▸ Given request
Determine how many lines of this material contain "light". Give only the number.

▸ Provided data
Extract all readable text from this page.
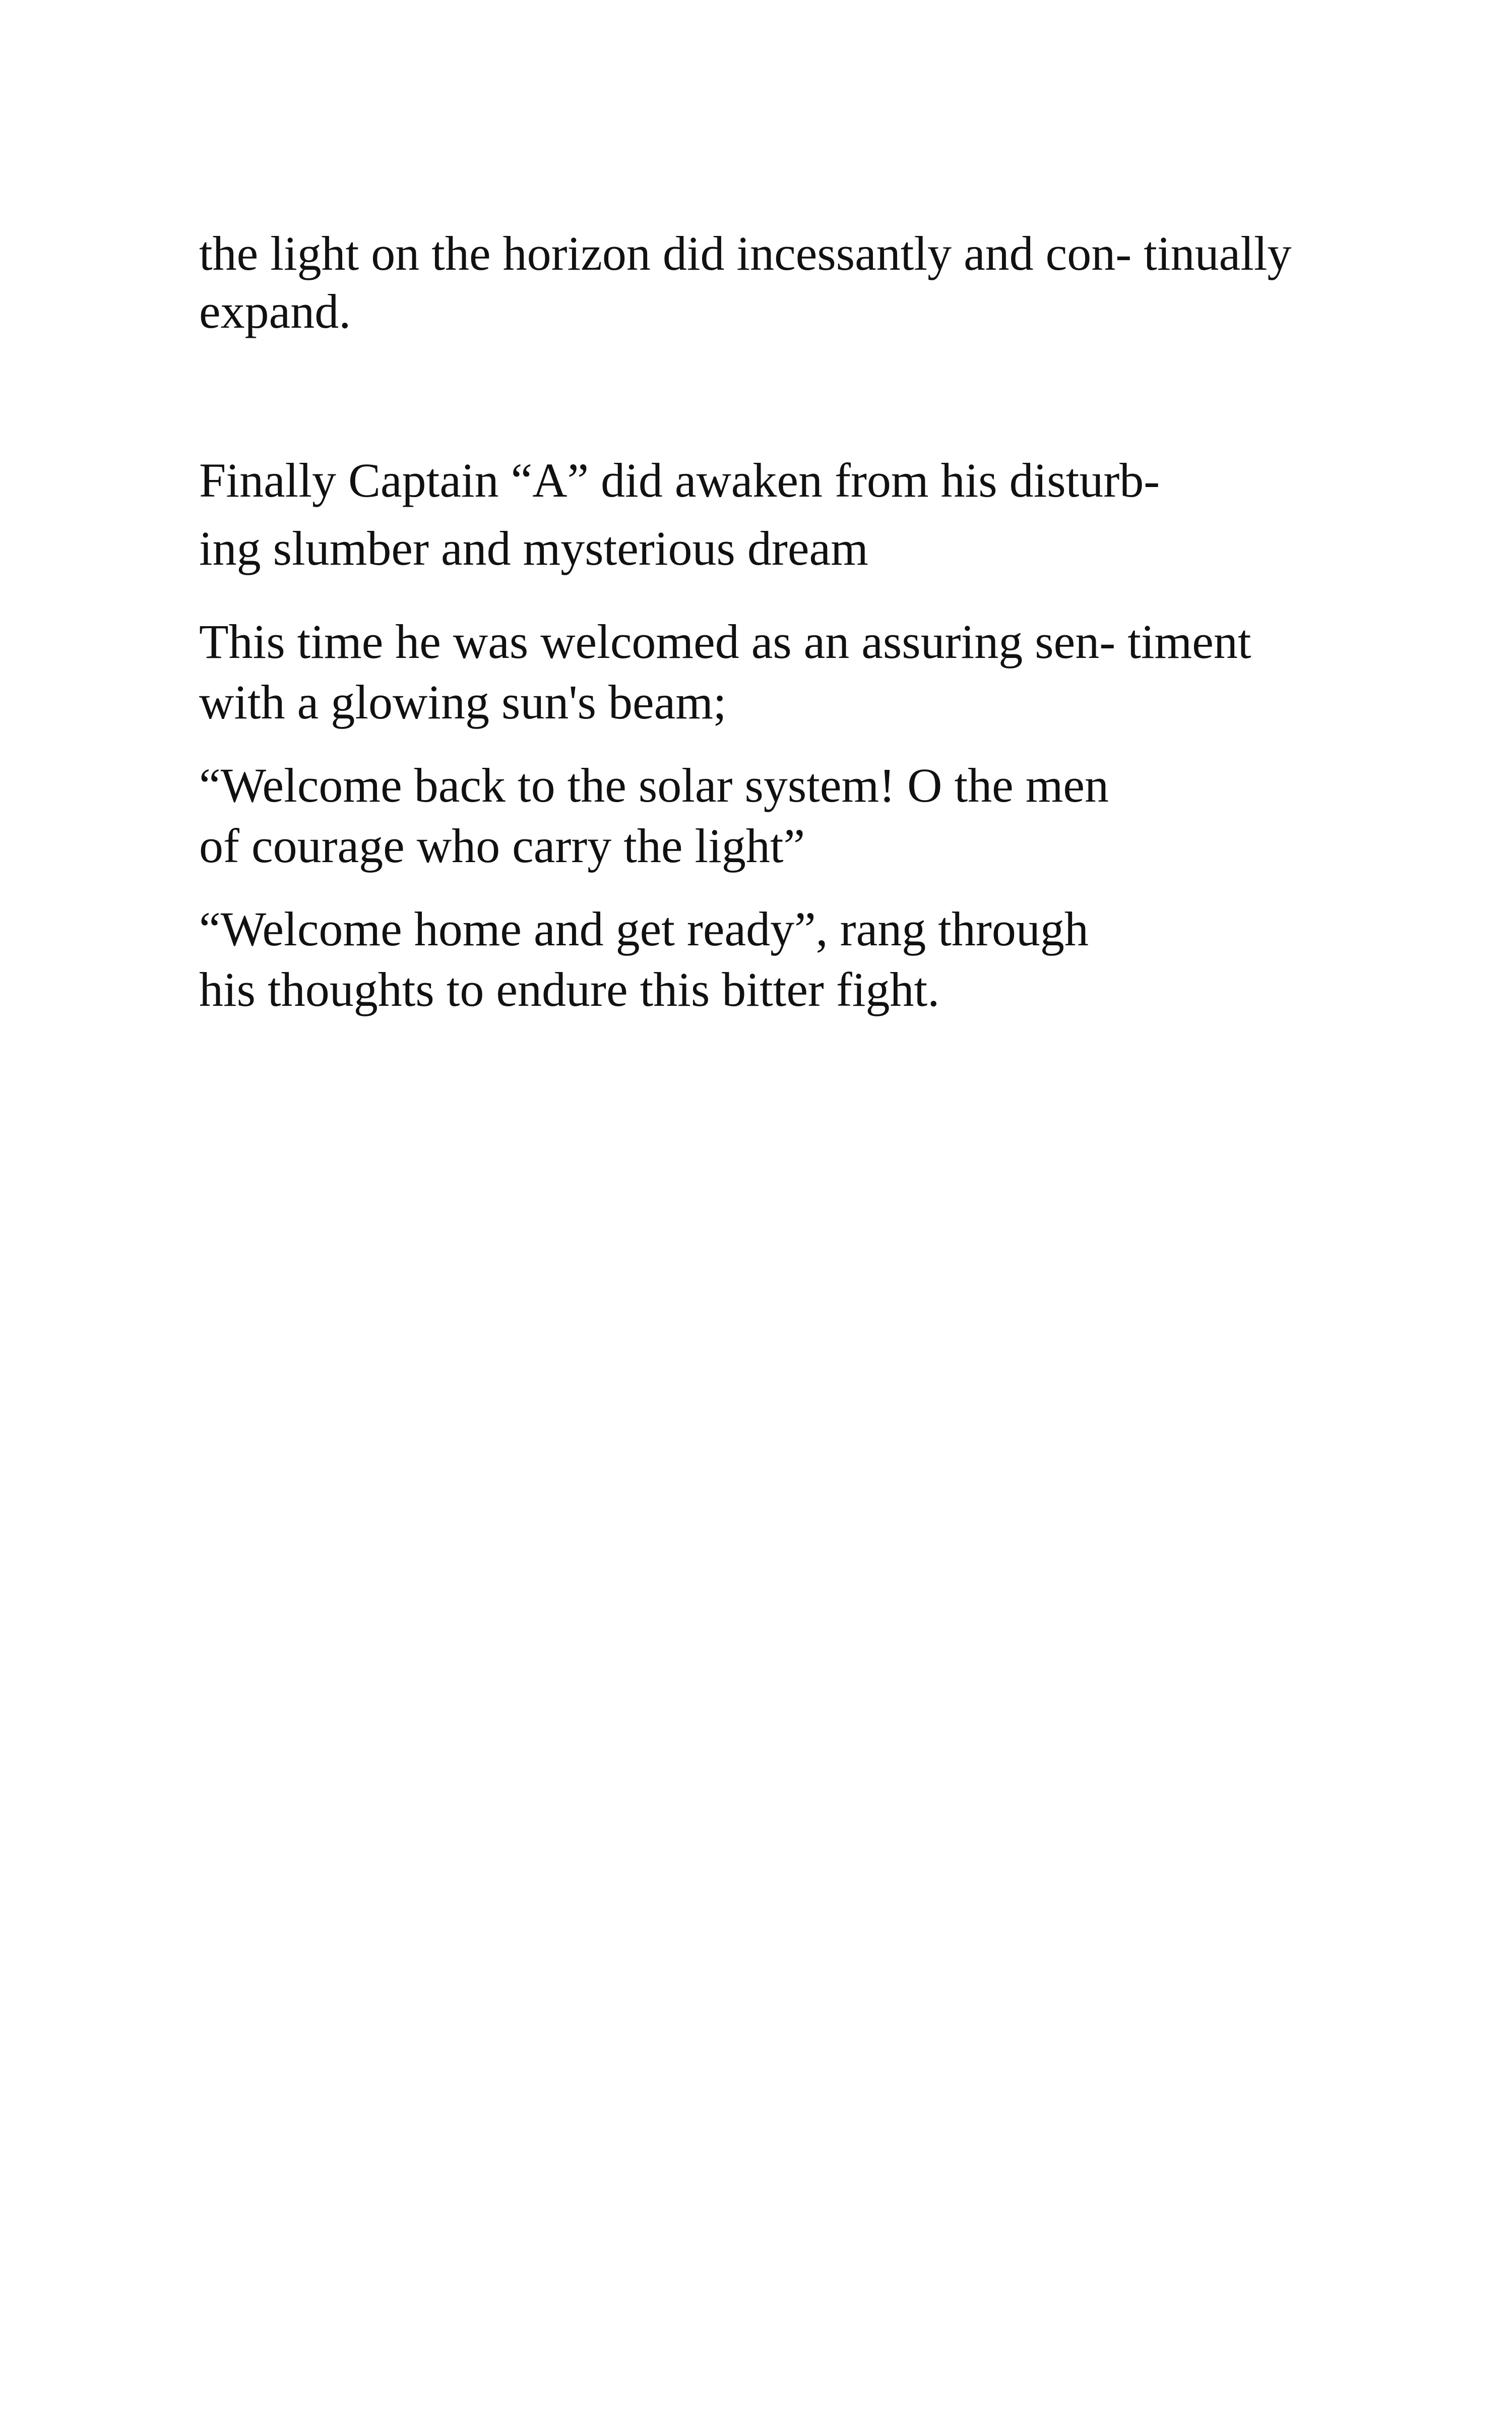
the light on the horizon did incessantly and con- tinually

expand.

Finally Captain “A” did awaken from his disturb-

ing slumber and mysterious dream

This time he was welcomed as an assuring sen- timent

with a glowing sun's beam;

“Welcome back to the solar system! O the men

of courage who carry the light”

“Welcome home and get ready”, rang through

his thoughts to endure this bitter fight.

* * *

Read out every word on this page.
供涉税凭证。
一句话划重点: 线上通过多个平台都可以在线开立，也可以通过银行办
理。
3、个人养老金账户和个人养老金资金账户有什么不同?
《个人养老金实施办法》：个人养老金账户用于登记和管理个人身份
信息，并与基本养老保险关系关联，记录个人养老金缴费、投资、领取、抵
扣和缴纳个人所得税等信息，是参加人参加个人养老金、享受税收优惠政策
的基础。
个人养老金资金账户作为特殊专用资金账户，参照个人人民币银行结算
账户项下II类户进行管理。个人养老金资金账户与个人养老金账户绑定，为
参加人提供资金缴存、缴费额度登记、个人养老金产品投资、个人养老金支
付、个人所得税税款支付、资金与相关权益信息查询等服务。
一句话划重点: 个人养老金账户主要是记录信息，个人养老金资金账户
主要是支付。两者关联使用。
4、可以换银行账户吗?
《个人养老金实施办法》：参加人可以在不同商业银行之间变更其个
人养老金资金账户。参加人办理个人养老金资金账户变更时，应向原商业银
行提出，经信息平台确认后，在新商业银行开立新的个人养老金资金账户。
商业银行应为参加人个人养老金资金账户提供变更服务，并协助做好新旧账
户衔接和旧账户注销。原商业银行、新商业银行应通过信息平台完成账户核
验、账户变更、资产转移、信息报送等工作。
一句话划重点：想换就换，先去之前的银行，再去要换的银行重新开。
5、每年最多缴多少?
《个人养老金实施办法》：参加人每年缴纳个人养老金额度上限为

▸ Response to the task
2